- _Instructions to follow_
Print all the data, keeping every line exactly as it is.

Dataset rows about figures:

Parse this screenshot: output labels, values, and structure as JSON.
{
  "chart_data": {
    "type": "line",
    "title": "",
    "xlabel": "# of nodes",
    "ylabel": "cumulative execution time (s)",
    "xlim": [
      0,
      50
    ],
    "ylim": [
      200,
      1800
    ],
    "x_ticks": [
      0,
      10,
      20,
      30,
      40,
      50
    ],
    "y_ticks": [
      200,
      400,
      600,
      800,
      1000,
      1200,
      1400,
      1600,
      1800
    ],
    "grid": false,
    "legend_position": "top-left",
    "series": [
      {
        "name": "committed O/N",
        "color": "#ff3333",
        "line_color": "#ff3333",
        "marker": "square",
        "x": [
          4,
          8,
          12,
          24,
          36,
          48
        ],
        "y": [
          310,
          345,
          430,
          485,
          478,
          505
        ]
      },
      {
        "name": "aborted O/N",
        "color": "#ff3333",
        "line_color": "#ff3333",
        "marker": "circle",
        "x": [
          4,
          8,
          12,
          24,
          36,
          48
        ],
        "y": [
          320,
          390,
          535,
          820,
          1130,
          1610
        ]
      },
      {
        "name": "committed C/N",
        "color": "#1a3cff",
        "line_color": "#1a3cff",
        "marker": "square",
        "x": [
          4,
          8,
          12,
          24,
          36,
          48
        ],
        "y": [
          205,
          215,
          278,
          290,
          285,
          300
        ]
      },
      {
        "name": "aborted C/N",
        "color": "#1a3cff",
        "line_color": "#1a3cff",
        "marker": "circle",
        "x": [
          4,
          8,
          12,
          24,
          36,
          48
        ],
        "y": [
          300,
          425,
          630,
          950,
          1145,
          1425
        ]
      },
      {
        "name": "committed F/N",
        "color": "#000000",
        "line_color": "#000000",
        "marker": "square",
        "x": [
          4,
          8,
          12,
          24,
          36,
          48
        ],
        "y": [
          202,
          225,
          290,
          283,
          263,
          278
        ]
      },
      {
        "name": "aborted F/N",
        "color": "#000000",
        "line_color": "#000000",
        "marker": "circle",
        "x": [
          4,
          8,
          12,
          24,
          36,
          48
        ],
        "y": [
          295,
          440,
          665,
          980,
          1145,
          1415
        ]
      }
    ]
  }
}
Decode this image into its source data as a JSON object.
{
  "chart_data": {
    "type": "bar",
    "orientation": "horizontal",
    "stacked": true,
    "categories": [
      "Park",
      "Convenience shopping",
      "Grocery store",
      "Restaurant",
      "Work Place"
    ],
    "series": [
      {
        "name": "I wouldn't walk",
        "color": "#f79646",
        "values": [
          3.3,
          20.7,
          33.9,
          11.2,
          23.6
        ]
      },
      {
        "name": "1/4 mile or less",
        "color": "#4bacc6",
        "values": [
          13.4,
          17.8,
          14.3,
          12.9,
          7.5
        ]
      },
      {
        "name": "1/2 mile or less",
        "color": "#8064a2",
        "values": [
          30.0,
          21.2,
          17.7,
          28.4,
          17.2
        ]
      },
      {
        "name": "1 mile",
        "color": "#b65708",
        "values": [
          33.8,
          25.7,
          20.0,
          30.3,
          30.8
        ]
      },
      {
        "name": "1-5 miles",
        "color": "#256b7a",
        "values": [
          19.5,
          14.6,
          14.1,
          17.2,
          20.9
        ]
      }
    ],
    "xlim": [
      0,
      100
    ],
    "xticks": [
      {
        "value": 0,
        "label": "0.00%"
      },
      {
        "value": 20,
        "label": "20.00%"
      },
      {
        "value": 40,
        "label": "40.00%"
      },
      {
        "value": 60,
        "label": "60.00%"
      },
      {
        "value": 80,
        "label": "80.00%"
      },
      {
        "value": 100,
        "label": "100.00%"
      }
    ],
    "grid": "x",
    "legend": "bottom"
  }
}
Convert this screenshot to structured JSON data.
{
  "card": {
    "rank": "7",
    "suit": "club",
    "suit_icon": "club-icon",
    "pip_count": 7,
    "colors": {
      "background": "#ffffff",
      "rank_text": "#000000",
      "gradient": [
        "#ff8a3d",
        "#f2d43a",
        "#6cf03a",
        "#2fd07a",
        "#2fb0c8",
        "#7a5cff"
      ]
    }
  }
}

- _Correct result_
Parse this screenshot: output labels, values, and structure as JSON.
{
  "chart_data": {
    "type": "line",
    "title": "",
    "xlabel": "# of nodes",
    "ylabel": "cumulative execution time (s)",
    "xlim": [
      0,
      50
    ],
    "ylim": [
      200,
      1800
    ],
    "x_ticks": [
      0,
      10,
      20,
      30,
      40,
      50
    ],
    "y_ticks": [
      200,
      400,
      600,
      800,
      1000,
      1200,
      1400,
      1600,
      1800
    ],
    "grid": false,
    "legend_position": "top-left",
    "series": [
      {
        "name": "committed O/N",
        "color": "#ff3333",
        "line_color": "#ff3333",
        "marker": "square",
        "x": [
          4,
          8,
          12,
          24,
          36,
          48
        ],
        "y": [
          310,
          345,
          430,
          485,
          478,
          505
        ]
      },
      {
        "name": "aborted O/N",
        "color": "#ff3333",
        "line_color": "#ff3333",
        "marker": "circle",
        "x": [
          4,
          8,
          12,
          24,
          36,
          48
        ],
        "y": [
          320,
          390,
          535,
          820,
          1130,
          1610
        ]
      },
      {
        "name": "committed C/N",
        "color": "#1a3cff",
        "line_color": "#1a3cff",
        "marker": "square",
        "x": [
          4,
          8,
          12,
          24,
          36,
          48
        ],
        "y": [
          205,
          215,
          278,
          290,
          285,
          300
        ]
      },
      {
        "name": "aborted C/N",
        "color": "#1a3cff",
        "line_color": "#1a3cff",
        "marker": "circle",
        "x": [
          4,
          8,
          12,
          24,
          36,
          48
        ],
        "y": [
          300,
          425,
          630,
          950,
          1145,
          1425
        ]
      },
      {
        "name": "committed F/N",
        "color": "#000000",
        "line_color": "#000000",
        "marker": "square",
        "x": [
          4,
          8,
          12,
          24,
          36,
          48
        ],
        "y": [
          202,
          225,
          290,
          283,
          263,
          278
        ]
      },
      {
        "name": "aborted F/N",
        "color": "#000000",
        "line_color": "#000000",
        "marker": "circle",
        "x": [
          4,
          8,
          12,
          24,
          36,
          48
        ],
        "y": [
          295,
          440,
          665,
          980,
          1145,
          1415
        ]
      }
    ]
  }
}
Decode this image into its source data as a JSON object.
{
  "chart_data": {
    "type": "bar",
    "orientation": "horizontal",
    "stacked": true,
    "categories": [
      "Park",
      "Convenience shopping",
      "Grocery store",
      "Restaurant",
      "Work Place"
    ],
    "series": [
      {
        "name": "I wouldn't walk",
        "color": "#f79646",
        "values": [
          3.3,
          20.7,
          33.9,
          11.2,
          23.6
        ]
      },
      {
        "name": "1/4 mile or less",
        "color": "#4bacc6",
        "values": [
          13.4,
          17.8,
          14.3,
          12.9,
          7.5
        ]
      },
      {
        "name": "1/2 mile or less",
        "color": "#8064a2",
        "values": [
          30.0,
          21.2,
          17.7,
          28.4,
          17.2
        ]
      },
      {
        "name": "1 mile",
        "color": "#b65708",
        "values": [
          33.8,
          25.7,
          20.0,
          30.3,
          30.8
        ]
      },
      {
        "name": "1-5 miles",
        "color": "#256b7a",
        "values": [
          19.5,
          14.6,
          14.1,
          17.2,
          20.9
        ]
      }
    ],
    "xlim": [
      0,
      100
    ],
    "xticks": [
      {
        "value": 0,
        "label": "0.00%"
      },
      {
        "value": 20,
        "label": "20.00%"
      },
      {
        "value": 40,
        "label": "40.00%"
      },
      {
        "value": 60,
        "label": "60.00%"
      },
      {
        "value": 80,
        "label": "80.00%"
      },
      {
        "value": 100,
        "label": "100.00%"
      }
    ],
    "grid": "x",
    "legend": "bottom"
  }
}
Convert this screenshot to structured JSON data.
{
  "card": {
    "rank": "7",
    "suit": "club",
    "suit_icon": "club-icon",
    "pip_count": 7,
    "colors": {
      "background": "#ffffff",
      "rank_text": "#000000",
      "gradient": [
        "#ff8a3d",
        "#f2d43a",
        "#6cf03a",
        "#2fd07a",
        "#2fb0c8",
        "#7a5cff"
      ]
    }
  }
}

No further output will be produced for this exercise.